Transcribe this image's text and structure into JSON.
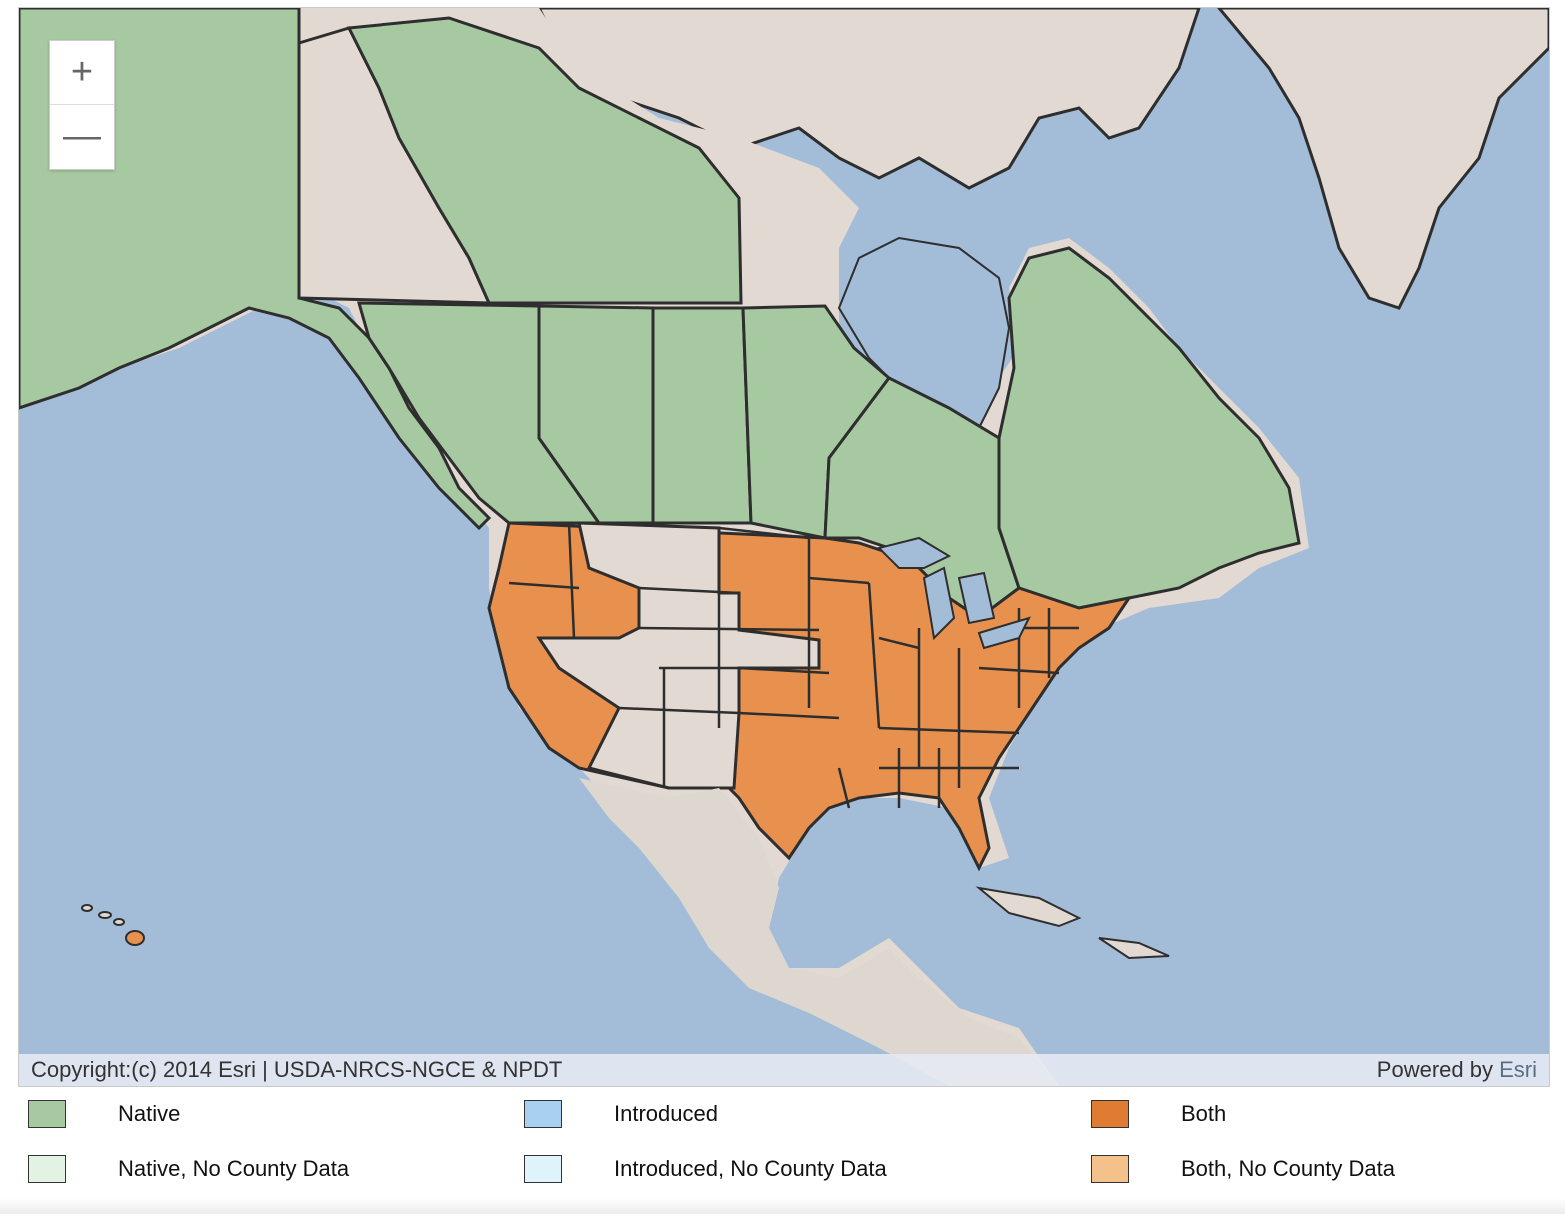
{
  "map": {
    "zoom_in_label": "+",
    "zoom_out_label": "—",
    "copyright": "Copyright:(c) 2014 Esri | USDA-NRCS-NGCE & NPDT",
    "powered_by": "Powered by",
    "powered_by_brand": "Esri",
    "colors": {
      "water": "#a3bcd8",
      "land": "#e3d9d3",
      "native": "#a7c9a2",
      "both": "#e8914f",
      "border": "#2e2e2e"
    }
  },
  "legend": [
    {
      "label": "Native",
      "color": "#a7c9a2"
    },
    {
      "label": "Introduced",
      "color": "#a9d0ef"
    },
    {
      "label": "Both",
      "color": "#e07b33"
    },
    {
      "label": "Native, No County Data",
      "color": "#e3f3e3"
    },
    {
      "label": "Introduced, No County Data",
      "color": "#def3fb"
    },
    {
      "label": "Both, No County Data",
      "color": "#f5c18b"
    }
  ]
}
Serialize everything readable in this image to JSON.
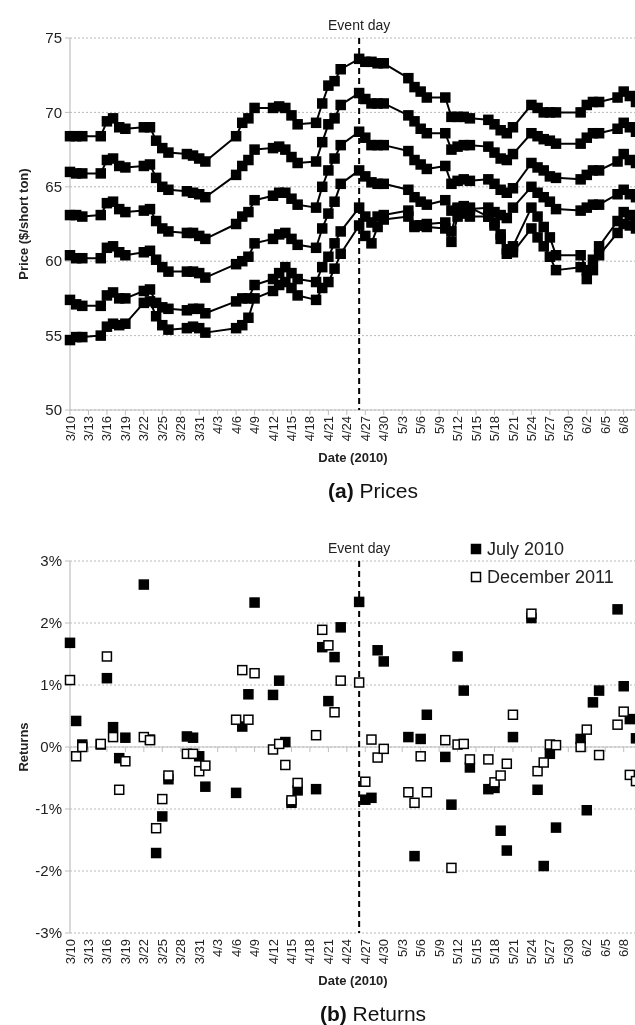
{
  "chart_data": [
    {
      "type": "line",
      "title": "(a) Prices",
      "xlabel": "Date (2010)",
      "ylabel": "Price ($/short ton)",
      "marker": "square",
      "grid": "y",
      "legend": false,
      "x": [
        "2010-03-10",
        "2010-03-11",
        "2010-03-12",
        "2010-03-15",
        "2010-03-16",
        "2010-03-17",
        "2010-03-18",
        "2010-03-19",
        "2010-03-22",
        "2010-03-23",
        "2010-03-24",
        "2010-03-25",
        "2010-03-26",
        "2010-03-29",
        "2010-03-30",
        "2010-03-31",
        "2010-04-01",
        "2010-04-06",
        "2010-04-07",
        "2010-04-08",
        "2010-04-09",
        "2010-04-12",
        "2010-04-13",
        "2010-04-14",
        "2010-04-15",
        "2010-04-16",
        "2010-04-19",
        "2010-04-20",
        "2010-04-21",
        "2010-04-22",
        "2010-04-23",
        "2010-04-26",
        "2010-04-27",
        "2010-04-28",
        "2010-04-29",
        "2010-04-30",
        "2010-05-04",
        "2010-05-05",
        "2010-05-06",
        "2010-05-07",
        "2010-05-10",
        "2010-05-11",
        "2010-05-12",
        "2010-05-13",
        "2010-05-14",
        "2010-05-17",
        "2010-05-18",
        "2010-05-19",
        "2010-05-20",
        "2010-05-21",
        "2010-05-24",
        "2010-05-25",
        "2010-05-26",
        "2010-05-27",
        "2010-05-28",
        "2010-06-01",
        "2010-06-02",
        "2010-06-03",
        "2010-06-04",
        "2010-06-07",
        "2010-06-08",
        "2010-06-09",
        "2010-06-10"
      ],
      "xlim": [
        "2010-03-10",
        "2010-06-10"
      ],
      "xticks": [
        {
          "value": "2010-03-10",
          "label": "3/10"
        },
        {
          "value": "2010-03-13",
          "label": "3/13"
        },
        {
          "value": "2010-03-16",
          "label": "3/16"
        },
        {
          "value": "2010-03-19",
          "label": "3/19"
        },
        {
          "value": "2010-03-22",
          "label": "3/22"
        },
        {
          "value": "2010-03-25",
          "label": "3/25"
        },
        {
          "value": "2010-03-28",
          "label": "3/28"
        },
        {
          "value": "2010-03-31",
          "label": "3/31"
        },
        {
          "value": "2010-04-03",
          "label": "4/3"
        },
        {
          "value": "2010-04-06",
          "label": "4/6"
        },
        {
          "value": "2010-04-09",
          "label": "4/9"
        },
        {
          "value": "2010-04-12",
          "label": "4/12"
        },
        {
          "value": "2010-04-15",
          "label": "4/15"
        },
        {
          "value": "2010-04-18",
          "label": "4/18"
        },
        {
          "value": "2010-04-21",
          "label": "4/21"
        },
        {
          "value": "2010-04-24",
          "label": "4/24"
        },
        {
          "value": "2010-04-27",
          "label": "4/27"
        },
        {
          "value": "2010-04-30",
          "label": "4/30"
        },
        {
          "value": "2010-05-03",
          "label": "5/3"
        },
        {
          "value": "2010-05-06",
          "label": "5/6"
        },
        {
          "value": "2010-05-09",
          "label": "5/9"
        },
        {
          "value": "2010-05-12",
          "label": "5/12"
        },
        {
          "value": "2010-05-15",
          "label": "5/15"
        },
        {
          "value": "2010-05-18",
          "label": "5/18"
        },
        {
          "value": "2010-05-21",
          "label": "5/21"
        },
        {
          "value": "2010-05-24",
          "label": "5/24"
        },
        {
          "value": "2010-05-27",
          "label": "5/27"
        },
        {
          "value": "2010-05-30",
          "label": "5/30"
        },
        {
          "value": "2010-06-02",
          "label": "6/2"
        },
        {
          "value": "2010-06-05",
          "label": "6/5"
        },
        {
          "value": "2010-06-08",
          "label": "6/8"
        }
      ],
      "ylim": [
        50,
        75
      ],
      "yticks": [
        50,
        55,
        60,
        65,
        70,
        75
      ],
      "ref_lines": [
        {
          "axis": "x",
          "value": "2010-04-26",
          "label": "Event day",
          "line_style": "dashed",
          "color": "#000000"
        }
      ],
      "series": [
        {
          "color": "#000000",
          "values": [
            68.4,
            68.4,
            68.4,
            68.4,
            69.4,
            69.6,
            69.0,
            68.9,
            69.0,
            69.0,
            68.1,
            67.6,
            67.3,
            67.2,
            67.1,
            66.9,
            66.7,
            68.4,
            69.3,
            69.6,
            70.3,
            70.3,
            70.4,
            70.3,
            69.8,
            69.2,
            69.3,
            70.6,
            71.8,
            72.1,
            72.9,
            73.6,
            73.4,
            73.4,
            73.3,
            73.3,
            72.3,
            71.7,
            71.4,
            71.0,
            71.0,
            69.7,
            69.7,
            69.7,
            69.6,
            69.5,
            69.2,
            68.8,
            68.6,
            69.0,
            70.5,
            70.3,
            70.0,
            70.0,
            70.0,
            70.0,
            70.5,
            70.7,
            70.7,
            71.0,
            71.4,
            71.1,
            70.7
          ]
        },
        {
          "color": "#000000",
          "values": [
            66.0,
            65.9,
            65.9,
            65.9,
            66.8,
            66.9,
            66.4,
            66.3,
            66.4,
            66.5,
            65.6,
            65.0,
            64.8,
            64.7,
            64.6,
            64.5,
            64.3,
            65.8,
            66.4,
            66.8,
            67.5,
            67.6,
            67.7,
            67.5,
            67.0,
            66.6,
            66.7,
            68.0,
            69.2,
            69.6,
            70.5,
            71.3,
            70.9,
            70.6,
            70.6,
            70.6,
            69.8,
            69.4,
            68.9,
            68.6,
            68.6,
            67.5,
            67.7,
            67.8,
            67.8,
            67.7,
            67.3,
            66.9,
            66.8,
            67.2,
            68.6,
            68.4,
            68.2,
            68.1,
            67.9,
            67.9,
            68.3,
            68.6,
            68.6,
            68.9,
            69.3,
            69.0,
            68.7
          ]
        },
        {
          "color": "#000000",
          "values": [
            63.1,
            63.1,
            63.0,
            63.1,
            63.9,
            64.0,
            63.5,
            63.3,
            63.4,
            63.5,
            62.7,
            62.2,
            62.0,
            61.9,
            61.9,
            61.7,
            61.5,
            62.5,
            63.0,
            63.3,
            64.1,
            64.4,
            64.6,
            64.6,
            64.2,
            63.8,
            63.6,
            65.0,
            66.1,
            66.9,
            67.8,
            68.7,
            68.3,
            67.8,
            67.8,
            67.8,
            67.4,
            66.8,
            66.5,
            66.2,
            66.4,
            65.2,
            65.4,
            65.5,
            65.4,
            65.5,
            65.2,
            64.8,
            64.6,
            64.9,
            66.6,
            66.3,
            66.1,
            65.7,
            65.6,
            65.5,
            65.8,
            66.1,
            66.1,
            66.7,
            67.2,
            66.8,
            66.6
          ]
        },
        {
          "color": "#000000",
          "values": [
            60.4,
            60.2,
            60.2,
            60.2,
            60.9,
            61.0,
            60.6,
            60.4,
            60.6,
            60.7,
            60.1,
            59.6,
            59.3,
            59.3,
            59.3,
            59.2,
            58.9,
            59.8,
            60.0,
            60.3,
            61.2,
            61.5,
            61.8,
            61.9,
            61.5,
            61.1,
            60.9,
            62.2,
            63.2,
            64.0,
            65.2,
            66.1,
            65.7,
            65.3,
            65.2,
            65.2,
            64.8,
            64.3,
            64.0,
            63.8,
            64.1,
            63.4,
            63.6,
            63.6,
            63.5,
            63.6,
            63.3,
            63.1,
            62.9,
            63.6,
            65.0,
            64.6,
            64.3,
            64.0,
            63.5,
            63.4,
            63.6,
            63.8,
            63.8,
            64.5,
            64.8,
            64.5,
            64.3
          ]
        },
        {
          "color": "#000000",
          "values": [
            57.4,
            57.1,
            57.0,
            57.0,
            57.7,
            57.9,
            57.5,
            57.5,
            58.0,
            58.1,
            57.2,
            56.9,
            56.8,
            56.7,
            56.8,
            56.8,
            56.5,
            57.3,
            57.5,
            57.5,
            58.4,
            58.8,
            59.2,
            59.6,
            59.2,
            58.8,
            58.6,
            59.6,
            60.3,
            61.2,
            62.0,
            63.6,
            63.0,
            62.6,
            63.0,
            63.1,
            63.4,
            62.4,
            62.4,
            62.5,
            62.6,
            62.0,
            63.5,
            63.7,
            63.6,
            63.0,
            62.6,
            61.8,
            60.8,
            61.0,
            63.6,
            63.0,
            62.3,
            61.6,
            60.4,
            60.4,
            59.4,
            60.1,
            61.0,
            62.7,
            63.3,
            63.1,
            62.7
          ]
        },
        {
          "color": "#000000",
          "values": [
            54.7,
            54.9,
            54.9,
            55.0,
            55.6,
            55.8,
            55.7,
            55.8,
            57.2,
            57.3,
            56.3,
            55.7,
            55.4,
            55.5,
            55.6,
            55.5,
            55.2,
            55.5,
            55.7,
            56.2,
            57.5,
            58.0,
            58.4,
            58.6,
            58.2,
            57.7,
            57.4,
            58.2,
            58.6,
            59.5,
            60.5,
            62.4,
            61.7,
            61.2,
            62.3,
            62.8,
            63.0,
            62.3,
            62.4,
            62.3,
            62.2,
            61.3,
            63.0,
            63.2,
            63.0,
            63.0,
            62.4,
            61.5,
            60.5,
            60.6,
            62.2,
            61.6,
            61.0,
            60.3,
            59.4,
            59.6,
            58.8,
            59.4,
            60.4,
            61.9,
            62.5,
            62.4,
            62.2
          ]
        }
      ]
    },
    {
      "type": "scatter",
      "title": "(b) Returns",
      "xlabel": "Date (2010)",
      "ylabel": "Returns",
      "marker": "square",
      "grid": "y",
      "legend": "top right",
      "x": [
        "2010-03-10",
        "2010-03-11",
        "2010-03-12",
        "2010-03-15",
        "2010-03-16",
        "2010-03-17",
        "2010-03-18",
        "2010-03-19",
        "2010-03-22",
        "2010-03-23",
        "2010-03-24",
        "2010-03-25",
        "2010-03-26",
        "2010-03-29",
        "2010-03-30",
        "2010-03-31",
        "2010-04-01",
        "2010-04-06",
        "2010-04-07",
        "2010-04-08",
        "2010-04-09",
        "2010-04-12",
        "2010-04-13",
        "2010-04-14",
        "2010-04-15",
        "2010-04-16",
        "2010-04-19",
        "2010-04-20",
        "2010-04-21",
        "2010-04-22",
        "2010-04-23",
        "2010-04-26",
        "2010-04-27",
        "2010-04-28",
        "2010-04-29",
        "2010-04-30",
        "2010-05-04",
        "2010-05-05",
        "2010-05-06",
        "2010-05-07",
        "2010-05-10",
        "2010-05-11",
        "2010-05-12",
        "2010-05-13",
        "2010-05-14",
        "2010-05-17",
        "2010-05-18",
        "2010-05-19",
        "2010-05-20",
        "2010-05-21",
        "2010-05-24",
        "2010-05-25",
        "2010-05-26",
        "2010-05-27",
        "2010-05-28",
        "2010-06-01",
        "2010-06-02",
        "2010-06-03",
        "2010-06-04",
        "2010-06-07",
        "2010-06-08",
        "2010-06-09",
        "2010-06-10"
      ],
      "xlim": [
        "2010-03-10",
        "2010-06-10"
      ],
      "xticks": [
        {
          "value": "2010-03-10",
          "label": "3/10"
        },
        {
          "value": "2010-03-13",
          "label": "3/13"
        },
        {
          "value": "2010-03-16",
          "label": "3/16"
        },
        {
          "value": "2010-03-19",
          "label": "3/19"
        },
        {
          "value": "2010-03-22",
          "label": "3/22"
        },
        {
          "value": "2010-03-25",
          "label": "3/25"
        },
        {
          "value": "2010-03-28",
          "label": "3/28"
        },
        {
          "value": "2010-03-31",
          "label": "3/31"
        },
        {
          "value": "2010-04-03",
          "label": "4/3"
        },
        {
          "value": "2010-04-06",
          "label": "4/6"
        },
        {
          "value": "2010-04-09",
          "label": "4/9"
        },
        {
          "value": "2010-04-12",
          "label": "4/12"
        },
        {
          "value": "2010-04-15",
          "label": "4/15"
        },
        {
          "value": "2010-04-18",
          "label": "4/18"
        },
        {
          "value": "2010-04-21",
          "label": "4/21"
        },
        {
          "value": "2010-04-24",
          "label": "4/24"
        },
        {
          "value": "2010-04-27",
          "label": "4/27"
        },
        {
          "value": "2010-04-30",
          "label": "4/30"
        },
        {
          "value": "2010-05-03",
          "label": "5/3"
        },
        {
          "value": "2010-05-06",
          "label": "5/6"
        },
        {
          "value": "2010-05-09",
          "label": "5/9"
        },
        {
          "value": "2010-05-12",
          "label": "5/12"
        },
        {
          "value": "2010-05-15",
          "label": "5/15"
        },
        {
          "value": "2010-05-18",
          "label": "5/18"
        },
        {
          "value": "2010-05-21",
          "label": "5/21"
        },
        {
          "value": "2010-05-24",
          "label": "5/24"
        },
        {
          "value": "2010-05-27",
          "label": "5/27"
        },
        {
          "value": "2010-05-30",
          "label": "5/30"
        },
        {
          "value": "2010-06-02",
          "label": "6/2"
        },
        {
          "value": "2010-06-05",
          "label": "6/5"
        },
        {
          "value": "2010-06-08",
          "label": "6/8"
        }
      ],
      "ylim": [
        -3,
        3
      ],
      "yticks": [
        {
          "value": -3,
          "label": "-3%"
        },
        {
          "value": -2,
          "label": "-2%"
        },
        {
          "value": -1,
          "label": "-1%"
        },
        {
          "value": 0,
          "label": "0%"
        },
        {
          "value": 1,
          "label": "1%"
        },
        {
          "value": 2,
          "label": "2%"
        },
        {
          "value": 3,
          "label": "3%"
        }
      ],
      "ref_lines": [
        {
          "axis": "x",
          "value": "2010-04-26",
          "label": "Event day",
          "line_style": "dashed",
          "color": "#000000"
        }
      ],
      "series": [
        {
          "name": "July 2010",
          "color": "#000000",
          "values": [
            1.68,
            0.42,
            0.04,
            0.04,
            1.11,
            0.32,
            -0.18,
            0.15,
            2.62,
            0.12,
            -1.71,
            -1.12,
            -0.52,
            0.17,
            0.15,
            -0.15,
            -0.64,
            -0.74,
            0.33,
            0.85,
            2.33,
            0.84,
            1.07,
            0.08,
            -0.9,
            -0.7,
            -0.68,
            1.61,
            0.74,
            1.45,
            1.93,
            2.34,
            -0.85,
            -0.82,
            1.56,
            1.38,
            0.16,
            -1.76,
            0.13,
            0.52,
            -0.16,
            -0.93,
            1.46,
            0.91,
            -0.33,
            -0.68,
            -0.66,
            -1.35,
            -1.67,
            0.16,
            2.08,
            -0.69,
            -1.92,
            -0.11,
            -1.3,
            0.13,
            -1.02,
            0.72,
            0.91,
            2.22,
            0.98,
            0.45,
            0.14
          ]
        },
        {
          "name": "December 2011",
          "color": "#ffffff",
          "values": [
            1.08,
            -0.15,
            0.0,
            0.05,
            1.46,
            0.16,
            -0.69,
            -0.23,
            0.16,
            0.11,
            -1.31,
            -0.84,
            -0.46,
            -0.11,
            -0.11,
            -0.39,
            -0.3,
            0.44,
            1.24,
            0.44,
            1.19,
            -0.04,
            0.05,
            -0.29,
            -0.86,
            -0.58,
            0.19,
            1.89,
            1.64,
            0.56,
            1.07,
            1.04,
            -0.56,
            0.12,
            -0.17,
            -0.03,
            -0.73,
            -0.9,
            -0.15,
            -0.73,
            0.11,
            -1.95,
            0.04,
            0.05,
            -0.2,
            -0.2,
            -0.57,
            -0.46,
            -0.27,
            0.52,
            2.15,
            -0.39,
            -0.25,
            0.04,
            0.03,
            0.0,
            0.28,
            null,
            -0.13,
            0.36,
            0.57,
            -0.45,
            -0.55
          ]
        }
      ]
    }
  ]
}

○ ○ ○ ○

Goal —
Examine the listing and say how many of its lines contain the string "image". Give the number alone.

Exercise result —
2